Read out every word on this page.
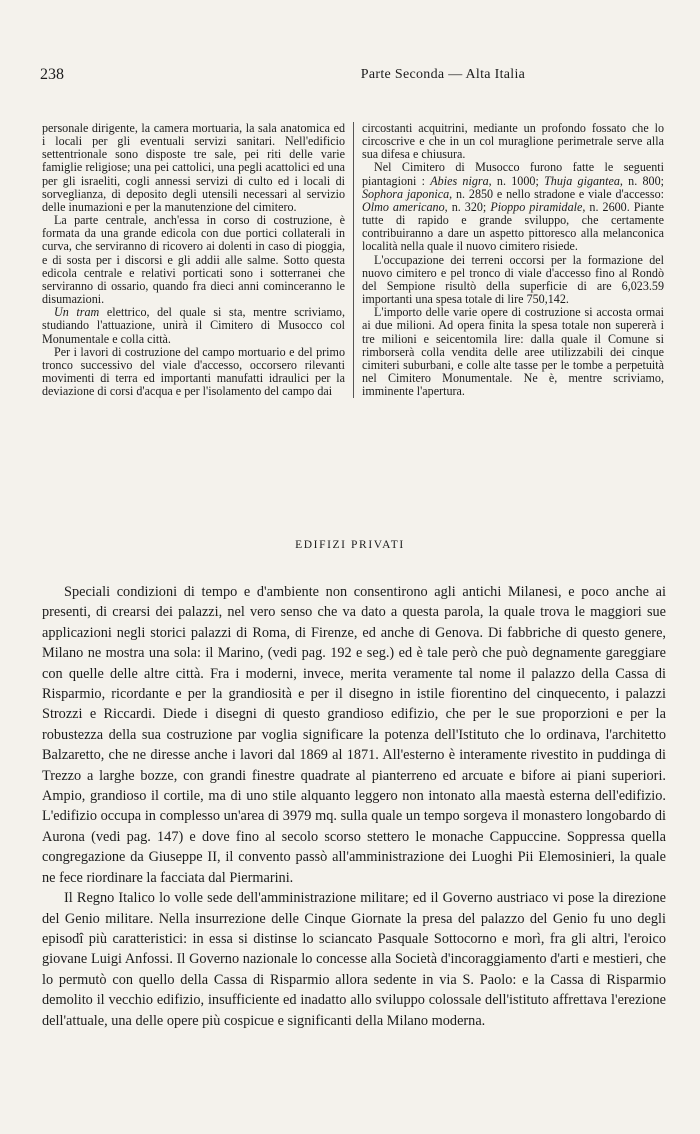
238	Parte Seconda — Alta Italia

personale dirigente, la camera mortuaria, la sala anatomica ed i locali per gli eventuali servizi sanitari. Nell'edificio settentrionale sono disposte tre sale, pei riti delle varie famiglie religiose; una pei cattolici, una pegli acattolici ed una per gli israeliti, cogli annessi servizi di culto ed i locali di sorveglianza, di deposito degli utensili necessari al servizio delle inumazioni e per la manutenzione del cimitero.

La parte centrale, anch'essa in corso di costruzione, è formata da una grande edicola con due portici collaterali in curva, che serviranno di ricovero ai dolenti in caso di pioggia, e di sosta per i discorsi e gli addii alle salme. Sotto questa edicola centrale e relativi porticati sono i sotterranei che serviranno di ossario, quando fra dieci anni cominceranno le disumazioni.

Un tram elettrico, del quale si sta, mentre scriviamo, studiando l'attuazione, unirà il Cimitero di Musocco col Monumentale e colla città.

Per i lavori di costruzione del campo mortuario e del primo tronco successivo del viale d'accesso, occorsero rilevanti movimenti di terra ed importanti manufatti idraulici per la deviazione di corsi d'acqua e per l'isolamento del campo dai

circostanti acquitrini, mediante un profondo fossato che lo circoscrive e che in un col muraglione perimetrale serve alla sua difesa e chiusura.

Nel Cimitero di Musocco furono fatte le seguenti piantagioni : Abies nigra, n. 1000; Thuja gigantea, n. 800; Sophora japonica, n. 2850 e nello stradone e viale d'accesso: Olmo americano, n. 320; Pioppo piramidale, n. 2600. Piante tutte di rapido e grande sviluppo, che certamente contribuiranno a dare un aspetto pittoresco alla melanconica località nella quale il nuovo cimitero risiede.

L'occupazione dei terreni occorsi per la formazione del nuovo cimitero e pel tronco di viale d'accesso fino al Rondò del Sempione risultò della superficie di are 6,023.59 importanti una spesa totale di lire 750,142.

L'importo delle varie opere di costruzione si accosta ormai ai due milioni. Ad opera finita la spesa totale non supererà i tre milioni e seicentomila lire: dalla quale il Comune si rimborserà colla vendita delle aree utilizzabili dei cinque cimiteri suburbani, e colle alte tasse per le tombe a perpetuità nel Cimitero Monumentale. Ne è, mentre scriviamo, imminente l'apertura.

EDIFIZI PRIVATI

Speciali condizioni di tempo e d'ambiente non consentirono agli antichi Milanesi, e poco anche ai presenti, di crearsi dei palazzi, nel vero senso che va dato a questa parola, la quale trova le maggiori sue applicazioni negli storici palazzi di Roma, di Firenze, ed anche di Genova. Di fabbriche di questo genere, Milano ne mostra una sola: il Marino, (vedi pag. 192 e seg.) ed è tale però che può degnamente gareggiare con quelle delle altre città. Fra i moderni, invece, merita veramente tal nome il palazzo della Cassa di Risparmio, ricordante e per la grandiosità e per il disegno in istile fiorentino del cinquecento, i palazzi Strozzi e Riccardi. Diede i disegni di questo grandioso edifizio, che per le sue proporzioni e per la robustezza della sua costruzione par voglia significare la potenza dell'Istituto che lo ordinava, l'architetto Balzaretto, che ne diresse anche i lavori dal 1869 al 1871. All'esterno è interamente rivestito in puddinga di Trezzo a larghe bozze, con grandi finestre quadrate al pianterreno ed arcuate e bifore ai piani superiori. Ampio, grandioso il cortile, ma di uno stile alquanto leggero non intonato alla maestà esterna dell'edifizio. L'edifizio occupa in complesso un'area di 3979 mq. sulla quale un tempo sorgeva il monastero longobardo di Aurona (vedi pag. 147) e dove fino al secolo scorso stettero le monache Cappuccine. Soppressa quella congregazione da Giuseppe II, il convento passò all'amministrazione dei Luoghi Pii Elemosinieri, la quale ne fece riordinare la facciata dal Piermarini.

Il Regno Italico lo volle sede dell'amministrazione militare; ed il Governo austriaco vi pose la direzione del Genio militare. Nella insurrezione delle Cinque Giornate la presa del palazzo del Genio fu uno degli episodî più caratteristici: in essa si distinse lo sciancato Pasquale Sottocorno e morì, fra gli altri, l'eroico giovane Luigi Anfossi. Il Governo nazionale lo concesse alla Società d'incoraggiamento d'arti e mestieri, che lo permutò con quello della Cassa di Risparmio allora sedente in via S. Paolo: e la Cassa di Risparmio demolito il vecchio edifizio, insufficiente ed inadatto allo sviluppo colossale dell'istituto affrettava l'erezione dell'attuale, una delle opere più cospicue e significanti della Milano moderna.
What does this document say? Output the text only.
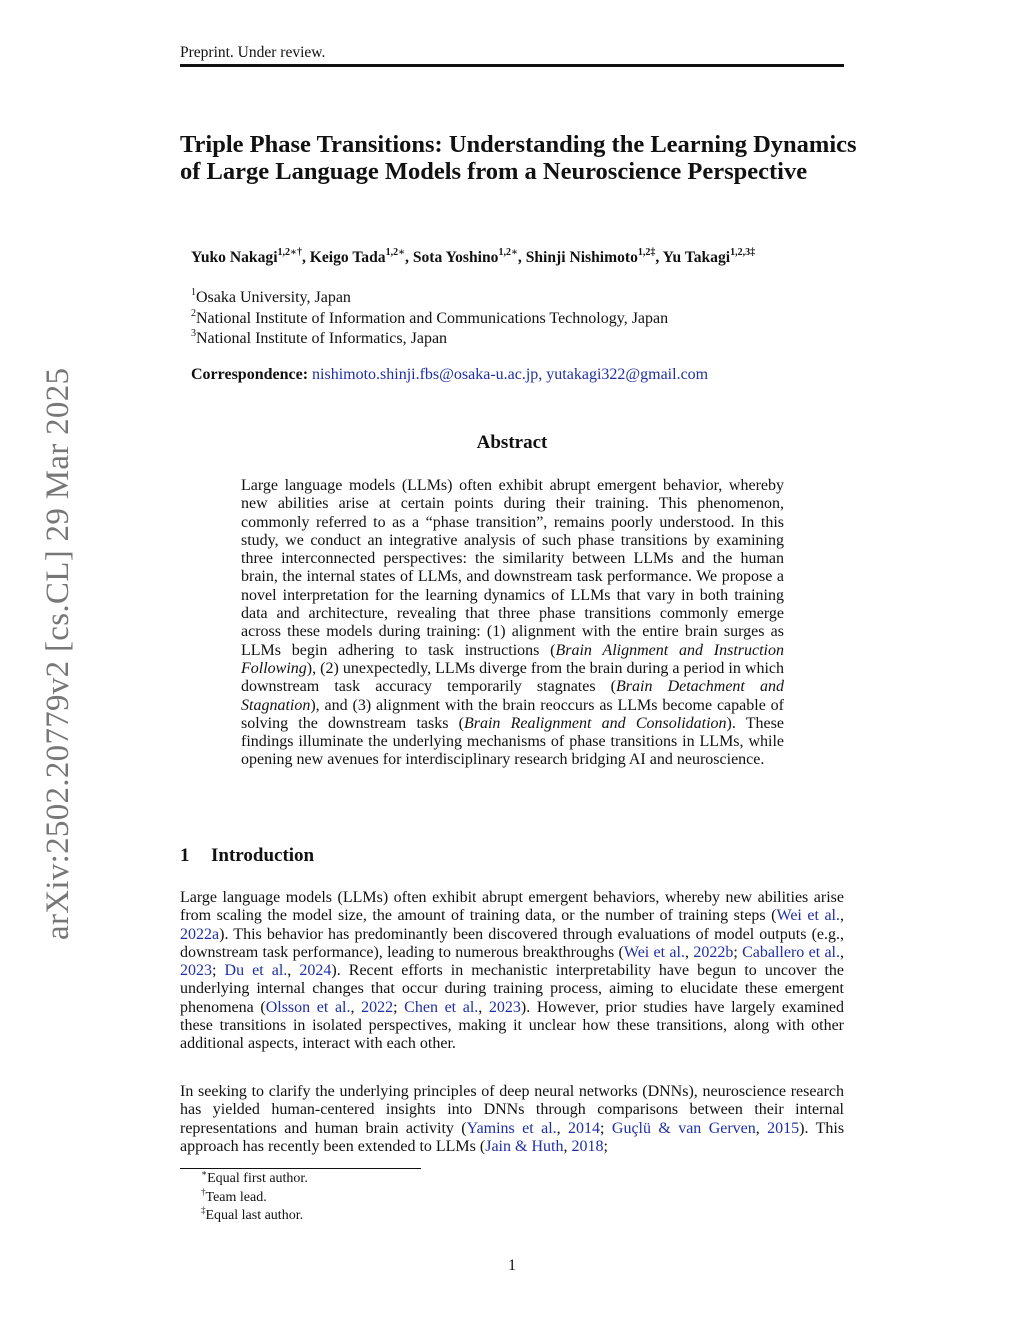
Preprint. Under review.
arXiv:2502.20779v2 [cs.CL] 29 Mar 2025
Triple Phase Transitions: Understanding the Learning Dynamics of Large Language Models from a Neuroscience Perspective
Yuko Nakagi$^{1,2∗\dagger}$, Keigo Tada$^{1,2∗}$, Sota Yoshino$^{1,2∗}$, Shinji Nishimoto$^{1,2\ddagger}$, Yu Takagi$^{1,2,3\ddagger}$
$^1$Osaka University, Japan
$^2$National Institute of Information and Communications Technology, Japan
$^3$National Institute of Informatics, Japan
Correspondence: nishimoto.shinji.fbs@osaka-u.ac.jp, yutakagi322@gmail.com
Abstract
Large language models (LLMs) often exhibit abrupt emergent behavior, whereby new abilities arise at certain points during their training. This phenomenon, commonly referred to as a “phase transition”, remains poorly understood. In this study, we conduct an integrative analysis of such phase transitions by examining three interconnected perspectives: the similarity between LLMs and the human brain, the internal states of LLMs, and downstream task performance. We propose a novel interpretation for the learning dynamics of LLMs that vary in both training data and architecture, revealing that three phase transitions commonly emerge across these models during training: (1) alignment with the entire brain surges as LLMs begin adhering to task instructions (Brain Alignment and Instruction Following), (2) unexpectedly, LLMs diverge from the brain during a period in which downstream task accuracy temporarily stagnates (Brain Detachment and Stagnation), and (3) alignment with the brain reoccurs as LLMs become capable of solving the downstream tasks (Brain Realignment and Consolidation). These findings illuminate the underlying mechanisms of phase transitions in LLMs, while opening new avenues for interdisciplinary research bridging AI and neuroscience.
1 Introduction
Large language models (LLMs) often exhibit abrupt emergent behaviors, whereby new abilities arise from scaling the model size, the amount of training data, or the number of training steps (Wei et al., 2022a). This behavior has predominantly been discovered through evaluations of model outputs (e.g., downstream task performance), leading to numerous breakthroughs (Wei et al., 2022b; Caballero et al., 2023; Du et al., 2024). Recent efforts in mechanistic interpretability have begun to uncover the underlying internal changes that occur during training process, aiming to elucidate these emergent phenomena (Olsson et al., 2022; Chen et al., 2023). However, prior studies have largely examined these transitions in isolated perspectives, making it unclear how these transitions, along with other additional aspects, interact with each other.
In seeking to clarify the underlying principles of deep neural networks (DNNs), neuroscience research has yielded human-centered insights into DNNs through comparisons between their internal representations and human brain activity (Yamins et al., 2014; Guçlü & van Gerven, 2015). This approach has recently been extended to LLMs (Jain & Huth, 2018;
∗Equal first author.
†Team lead.
‡Equal last author.
1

EXERCISE GOAL:
Copy out every line of the material above that mentions the word "human".

EXERCISE RESPONSE:
Large language models (LLMs) often exhibit abrupt emergent behavior, whereby new abilities arise at certain points during their training. This phenomenon, commonly referred to as a “phase transition”, remains poorly understood. In this study, we conduct an integrative analysis of such phase transitions by examining three interconnected perspectives: the similarity between LLMs and the human brain, the internal states of LLMs, and downstream task performance. We propose a novel interpretation for the learning dynamics of LLMs that vary in both training data and architecture, revealing that three phase transitions commonly emerge across these models during training: (1) alignment with the entire brain surges as LLMs begin adhering to task instructions (Brain Alignment and Instruction Following), (2) unexpectedly, LLMs diverge from the brain during a period in which downstream task accuracy temporarily stagnates (Brain Detachment and Stagnation), and (3) alignment with the brain reoccurs as LLMs become capable of solving the downstream tasks (Brain Realignment and Consolidation). These findings illuminate the underlying mechanisms of phase transitions in LLMs, while opening new avenues for interdisciplinary research bridging AI and neuroscience.
In seeking to clarify the underlying principles of deep neural networks (DNNs), neuroscience research has yielded human-centered insights into DNNs through comparisons between their internal representations and human brain activity (Yamins et al., 2014; Guçlü & van Gerven, 2015). This approach has recently been extended to LLMs (Jain & Huth, 2018;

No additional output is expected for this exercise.